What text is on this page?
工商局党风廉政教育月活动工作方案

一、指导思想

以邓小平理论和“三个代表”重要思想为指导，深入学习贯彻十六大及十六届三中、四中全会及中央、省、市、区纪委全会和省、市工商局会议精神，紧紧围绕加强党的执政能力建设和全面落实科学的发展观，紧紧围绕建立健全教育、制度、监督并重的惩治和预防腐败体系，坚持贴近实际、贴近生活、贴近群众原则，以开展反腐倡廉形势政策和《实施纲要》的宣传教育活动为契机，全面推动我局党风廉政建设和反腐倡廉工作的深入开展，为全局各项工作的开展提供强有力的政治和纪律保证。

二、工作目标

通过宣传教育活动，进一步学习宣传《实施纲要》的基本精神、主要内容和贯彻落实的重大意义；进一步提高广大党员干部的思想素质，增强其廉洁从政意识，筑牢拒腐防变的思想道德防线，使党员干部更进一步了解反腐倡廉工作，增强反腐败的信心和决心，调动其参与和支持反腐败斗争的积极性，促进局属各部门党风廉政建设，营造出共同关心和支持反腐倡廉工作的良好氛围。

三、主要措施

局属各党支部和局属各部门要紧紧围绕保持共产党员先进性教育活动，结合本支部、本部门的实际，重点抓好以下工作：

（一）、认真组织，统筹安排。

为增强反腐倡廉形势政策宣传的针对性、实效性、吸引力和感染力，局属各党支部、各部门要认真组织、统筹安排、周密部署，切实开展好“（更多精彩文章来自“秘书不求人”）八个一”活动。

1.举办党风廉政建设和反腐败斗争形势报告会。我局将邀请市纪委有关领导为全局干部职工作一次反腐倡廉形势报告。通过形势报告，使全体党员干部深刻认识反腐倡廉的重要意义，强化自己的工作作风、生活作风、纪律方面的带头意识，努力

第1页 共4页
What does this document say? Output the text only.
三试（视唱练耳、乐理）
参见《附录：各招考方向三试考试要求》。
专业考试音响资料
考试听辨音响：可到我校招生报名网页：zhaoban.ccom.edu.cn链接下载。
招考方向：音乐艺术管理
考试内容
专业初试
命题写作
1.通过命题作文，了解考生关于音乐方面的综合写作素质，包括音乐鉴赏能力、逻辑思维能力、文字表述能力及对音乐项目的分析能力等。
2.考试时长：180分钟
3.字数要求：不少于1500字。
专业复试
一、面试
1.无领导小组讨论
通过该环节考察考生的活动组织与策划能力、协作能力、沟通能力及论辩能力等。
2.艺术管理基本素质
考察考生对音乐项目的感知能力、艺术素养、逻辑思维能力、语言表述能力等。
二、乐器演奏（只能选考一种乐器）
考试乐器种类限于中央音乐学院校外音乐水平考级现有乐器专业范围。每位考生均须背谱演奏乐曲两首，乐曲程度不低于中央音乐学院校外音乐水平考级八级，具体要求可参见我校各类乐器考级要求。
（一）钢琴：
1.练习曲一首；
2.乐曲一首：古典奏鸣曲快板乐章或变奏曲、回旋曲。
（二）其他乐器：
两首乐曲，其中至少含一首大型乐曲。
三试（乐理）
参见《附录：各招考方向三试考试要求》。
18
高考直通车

*-*-*

:: Problem requirements ::
Copy, character for character, the lines from the line that holds "What does this" through the final line of the records above.

:: Answer for the task ::
What does this document say? Output the text only.
三试（视唱练耳、乐理）
参见《附录：各招考方向三试考试要求》。
专业考试音响资料
考试听辨音响：可到我校招生报名网页：zhaoban.ccom.edu.cn链接下载。
招考方向：音乐艺术管理
考试内容
专业初试
命题写作
1.通过命题作文，了解考生关于音乐方面的综合写作素质，包括音乐鉴赏能力、逻辑思维能力、文字表述能力及对音乐项目的分析能力等。
2.考试时长：180分钟
3.字数要求：不少于1500字。
专业复试
一、面试
1.无领导小组讨论
通过该环节考察考生的活动组织与策划能力、协作能力、沟通能力及论辩能力等。
2.艺术管理基本素质
考察考生对音乐项目的感知能力、艺术素养、逻辑思维能力、语言表述能力等。
二、乐器演奏（只能选考一种乐器）
考试乐器种类限于中央音乐学院校外音乐水平考级现有乐器专业范围。每位考生均须背谱演奏乐曲两首，乐曲程度不低于中央音乐学院校外音乐水平考级八级，具体要求可参见我校各类乐器考级要求。
（一）钢琴：
1.练习曲一首；
2.乐曲一首：古典奏鸣曲快板乐章或变奏曲、回旋曲。
（二）其他乐器：
两首乐曲，其中至少含一首大型乐曲。
三试（乐理）
参见《附录：各招考方向三试考试要求》。
18
高考直通车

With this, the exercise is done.